(Figure data in JSON)
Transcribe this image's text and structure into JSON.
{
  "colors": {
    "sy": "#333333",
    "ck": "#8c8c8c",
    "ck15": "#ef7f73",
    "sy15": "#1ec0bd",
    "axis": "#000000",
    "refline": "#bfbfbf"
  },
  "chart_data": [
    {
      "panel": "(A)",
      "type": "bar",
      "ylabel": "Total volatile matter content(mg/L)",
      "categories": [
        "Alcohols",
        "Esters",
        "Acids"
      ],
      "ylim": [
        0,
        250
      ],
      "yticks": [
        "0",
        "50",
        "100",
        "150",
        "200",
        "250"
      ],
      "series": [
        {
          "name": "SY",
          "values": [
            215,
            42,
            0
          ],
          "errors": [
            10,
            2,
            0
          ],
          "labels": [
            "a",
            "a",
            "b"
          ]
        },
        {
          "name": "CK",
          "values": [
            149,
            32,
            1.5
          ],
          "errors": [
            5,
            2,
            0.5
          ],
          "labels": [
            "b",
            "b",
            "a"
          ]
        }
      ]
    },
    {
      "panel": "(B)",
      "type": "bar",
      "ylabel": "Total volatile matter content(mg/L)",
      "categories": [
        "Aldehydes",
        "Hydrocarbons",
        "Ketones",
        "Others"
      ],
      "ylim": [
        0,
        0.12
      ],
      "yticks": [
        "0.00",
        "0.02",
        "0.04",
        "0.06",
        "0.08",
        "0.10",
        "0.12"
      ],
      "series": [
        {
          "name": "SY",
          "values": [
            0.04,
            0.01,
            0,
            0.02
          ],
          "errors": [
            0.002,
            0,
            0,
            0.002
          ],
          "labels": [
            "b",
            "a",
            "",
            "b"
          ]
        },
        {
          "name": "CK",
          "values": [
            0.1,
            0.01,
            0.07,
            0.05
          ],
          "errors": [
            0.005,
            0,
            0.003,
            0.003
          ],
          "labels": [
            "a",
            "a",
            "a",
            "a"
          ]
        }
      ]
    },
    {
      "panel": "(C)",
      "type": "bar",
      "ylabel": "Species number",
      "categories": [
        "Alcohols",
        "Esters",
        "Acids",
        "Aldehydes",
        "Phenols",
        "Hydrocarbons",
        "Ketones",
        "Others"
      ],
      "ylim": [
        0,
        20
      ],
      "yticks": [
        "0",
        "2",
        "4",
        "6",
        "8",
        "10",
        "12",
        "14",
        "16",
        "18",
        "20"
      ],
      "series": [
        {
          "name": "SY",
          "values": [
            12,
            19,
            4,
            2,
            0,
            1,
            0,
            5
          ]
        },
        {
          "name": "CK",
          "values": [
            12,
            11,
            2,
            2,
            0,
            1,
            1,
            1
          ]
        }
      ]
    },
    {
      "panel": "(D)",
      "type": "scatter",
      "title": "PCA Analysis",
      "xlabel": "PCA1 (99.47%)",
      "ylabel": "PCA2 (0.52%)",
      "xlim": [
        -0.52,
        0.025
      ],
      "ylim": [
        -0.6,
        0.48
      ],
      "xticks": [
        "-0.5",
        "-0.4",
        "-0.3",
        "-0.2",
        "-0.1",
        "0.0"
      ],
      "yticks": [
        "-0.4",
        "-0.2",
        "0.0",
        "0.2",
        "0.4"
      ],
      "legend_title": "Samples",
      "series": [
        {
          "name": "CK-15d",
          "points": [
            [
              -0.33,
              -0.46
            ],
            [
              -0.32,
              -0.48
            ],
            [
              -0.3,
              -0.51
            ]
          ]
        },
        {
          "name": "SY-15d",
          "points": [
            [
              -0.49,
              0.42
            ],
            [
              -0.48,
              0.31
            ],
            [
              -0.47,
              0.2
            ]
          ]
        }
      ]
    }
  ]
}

→ **Directions**: Copy all of the data. Keep every word exactly as it is.

→ **Written response**:
Transcribe this image's text and structure into JSON.
{
  "colors": {
    "sy": "#333333",
    "ck": "#8c8c8c",
    "ck15": "#ef7f73",
    "sy15": "#1ec0bd",
    "axis": "#000000",
    "refline": "#bfbfbf"
  },
  "chart_data": [
    {
      "panel": "(A)",
      "type": "bar",
      "ylabel": "Total volatile matter content(mg/L)",
      "categories": [
        "Alcohols",
        "Esters",
        "Acids"
      ],
      "ylim": [
        0,
        250
      ],
      "yticks": [
        "0",
        "50",
        "100",
        "150",
        "200",
        "250"
      ],
      "series": [
        {
          "name": "SY",
          "values": [
            215,
            42,
            0
          ],
          "errors": [
            10,
            2,
            0
          ],
          "labels": [
            "a",
            "a",
            "b"
          ]
        },
        {
          "name": "CK",
          "values": [
            149,
            32,
            1.5
          ],
          "errors": [
            5,
            2,
            0.5
          ],
          "labels": [
            "b",
            "b",
            "a"
          ]
        }
      ]
    },
    {
      "panel": "(B)",
      "type": "bar",
      "ylabel": "Total volatile matter content(mg/L)",
      "categories": [
        "Aldehydes",
        "Hydrocarbons",
        "Ketones",
        "Others"
      ],
      "ylim": [
        0,
        0.12
      ],
      "yticks": [
        "0.00",
        "0.02",
        "0.04",
        "0.06",
        "0.08",
        "0.10",
        "0.12"
      ],
      "series": [
        {
          "name": "SY",
          "values": [
            0.04,
            0.01,
            0,
            0.02
          ],
          "errors": [
            0.002,
            0,
            0,
            0.002
          ],
          "labels": [
            "b",
            "a",
            "",
            "b"
          ]
        },
        {
          "name": "CK",
          "values": [
            0.1,
            0.01,
            0.07,
            0.05
          ],
          "errors": [
            0.005,
            0,
            0.003,
            0.003
          ],
          "labels": [
            "a",
            "a",
            "a",
            "a"
          ]
        }
      ]
    },
    {
      "panel": "(C)",
      "type": "bar",
      "ylabel": "Species number",
      "categories": [
        "Alcohols",
        "Esters",
        "Acids",
        "Aldehydes",
        "Phenols",
        "Hydrocarbons",
        "Ketones",
        "Others"
      ],
      "ylim": [
        0,
        20
      ],
      "yticks": [
        "0",
        "2",
        "4",
        "6",
        "8",
        "10",
        "12",
        "14",
        "16",
        "18",
        "20"
      ],
      "series": [
        {
          "name": "SY",
          "values": [
            12,
            19,
            4,
            2,
            0,
            1,
            0,
            5
          ]
        },
        {
          "name": "CK",
          "values": [
            12,
            11,
            2,
            2,
            0,
            1,
            1,
            1
          ]
        }
      ]
    },
    {
      "panel": "(D)",
      "type": "scatter",
      "title": "PCA Analysis",
      "xlabel": "PCA1 (99.47%)",
      "ylabel": "PCA2 (0.52%)",
      "xlim": [
        -0.52,
        0.025
      ],
      "ylim": [
        -0.6,
        0.48
      ],
      "xticks": [
        "-0.5",
        "-0.4",
        "-0.3",
        "-0.2",
        "-0.1",
        "0.0"
      ],
      "yticks": [
        "-0.4",
        "-0.2",
        "0.0",
        "0.2",
        "0.4"
      ],
      "legend_title": "Samples",
      "series": [
        {
          "name": "CK-15d",
          "points": [
            [
              -0.33,
              -0.46
            ],
            [
              -0.32,
              -0.48
            ],
            [
              -0.3,
              -0.51
            ]
          ]
        },
        {
          "name": "SY-15d",
          "points": [
            [
              -0.49,
              0.42
            ],
            [
              -0.48,
              0.31
            ],
            [
              -0.47,
              0.2
            ]
          ]
        }
      ]
    }
  ]
}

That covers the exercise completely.